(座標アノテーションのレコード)

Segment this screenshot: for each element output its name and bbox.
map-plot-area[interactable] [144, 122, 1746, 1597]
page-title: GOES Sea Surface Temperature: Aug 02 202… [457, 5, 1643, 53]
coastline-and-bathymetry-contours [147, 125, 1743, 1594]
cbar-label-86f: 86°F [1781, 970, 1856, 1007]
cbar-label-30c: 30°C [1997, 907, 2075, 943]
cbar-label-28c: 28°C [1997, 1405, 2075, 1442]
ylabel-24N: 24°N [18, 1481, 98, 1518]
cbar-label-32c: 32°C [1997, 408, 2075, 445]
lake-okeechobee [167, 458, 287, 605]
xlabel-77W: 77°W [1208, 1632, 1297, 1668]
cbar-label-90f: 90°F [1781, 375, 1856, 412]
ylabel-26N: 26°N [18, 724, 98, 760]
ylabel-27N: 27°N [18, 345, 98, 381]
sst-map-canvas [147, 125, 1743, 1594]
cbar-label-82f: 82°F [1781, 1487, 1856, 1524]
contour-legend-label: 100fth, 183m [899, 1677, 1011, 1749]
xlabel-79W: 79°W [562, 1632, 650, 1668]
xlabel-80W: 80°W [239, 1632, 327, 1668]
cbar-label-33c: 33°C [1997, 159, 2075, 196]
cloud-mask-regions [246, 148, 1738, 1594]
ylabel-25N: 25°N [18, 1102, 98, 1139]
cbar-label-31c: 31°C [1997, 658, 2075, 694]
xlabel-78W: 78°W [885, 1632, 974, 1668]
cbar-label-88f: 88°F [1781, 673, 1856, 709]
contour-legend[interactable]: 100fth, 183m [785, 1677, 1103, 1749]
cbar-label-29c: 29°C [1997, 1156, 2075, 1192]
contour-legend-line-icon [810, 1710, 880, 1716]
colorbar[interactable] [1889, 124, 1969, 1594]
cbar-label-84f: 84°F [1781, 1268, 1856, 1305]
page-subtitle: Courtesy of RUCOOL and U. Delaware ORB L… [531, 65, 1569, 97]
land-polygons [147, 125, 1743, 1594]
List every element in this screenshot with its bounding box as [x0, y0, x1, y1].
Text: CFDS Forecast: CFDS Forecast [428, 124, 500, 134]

■ 課題の詳細 ■
上のレコードを空行を除いて1行ずつ取り出し、「番号」と「行」の2列からなるMarkdownの表に並べてください。

■ 出力全文 ■
| 番号 | 行 |
|---|---|
| 1 | Segment this screenshot: for each element output its name and bbox. |
| 2 | map-plot-area[interactable] [144, 122, 1746, 1597] |
| 3 | page-title: GOES Sea Surface Temperature: Aug 02 202… [457, 5, 1643, 53] |
| 4 | coastline-and-bathymetry-contours [147, 125, 1743, 1594] |
| 5 | cbar-label-86f: 86°F [1781, 970, 1856, 1007] |
| 6 | cbar-label-30c: 30°C [1997, 907, 2075, 943] |
| 7 | cbar-label-28c: 28°C [1997, 1405, 2075, 1442] |
| 8 | ylabel-24N: 24°N [18, 1481, 98, 1518] |
| 9 | cbar-label-32c: 32°C [1997, 408, 2075, 445] |
| 10 | lake-okeechobee [167, 458, 287, 605] |
| 11 | xlabel-77W: 77°W [1208, 1632, 1297, 1668] |
| 12 | cbar-label-90f: 90°F [1781, 375, 1856, 412] |
| 13 | ylabel-26N: 26°N [18, 724, 98, 760] |
| 14 | ylabel-27N: 27°N [18, 345, 98, 381] |
| 15 | sst-map-canvas [147, 125, 1743, 1594] |
| 16 | cbar-label-82f: 82°F [1781, 1487, 1856, 1524] |
| 17 | contour-legend-label: 100fth, 183m [899, 1677, 1011, 1749] |
| 18 | xlabel-79W: 79°W [562, 1632, 650, 1668] |
| 19 | xlabel-80W: 80°W [239, 1632, 327, 1668] |
| 20 | cbar-label-33c: 33°C [1997, 159, 2075, 196] |
| 21 | cloud-mask-regions [246, 148, 1738, 1594] |
| 22 | ylabel-25N: 25°N [18, 1102, 98, 1139] |
| 23 | cbar-label-31c: 31°C [1997, 658, 2075, 694] |
| 24 | xlabel-78W: 78°W [885, 1632, 974, 1668] |
| 25 | cbar-label-88f: 88°F [1781, 673, 1856, 709] |
| 26 | contour-legend[interactable]: 100fth, 183m [785, 1677, 1103, 1749] |
| 27 | cbar-label-29c: 29°C [1997, 1156, 2075, 1192] |
| 28 | contour-legend-line-icon [810, 1710, 880, 1716] |
| 29 | colorbar[interactable] [1889, 124, 1969, 1594] |
| 30 | cbar-label-84f: 84°F [1781, 1268, 1856, 1305] |
| 31 | page-subtitle: Courtesy of RUCOOL and U. Delaware ORB L… [531, 65, 1569, 97] |
| 32 | land-polygons [147, 125, 1743, 1594] |
| 33 | List every element in this screenshot with its bounding box as [x0, y0, x1, y1]. |
| 34 | Text: CFDS Forecast: CFDS Forecast [428, 124, 500, 134] |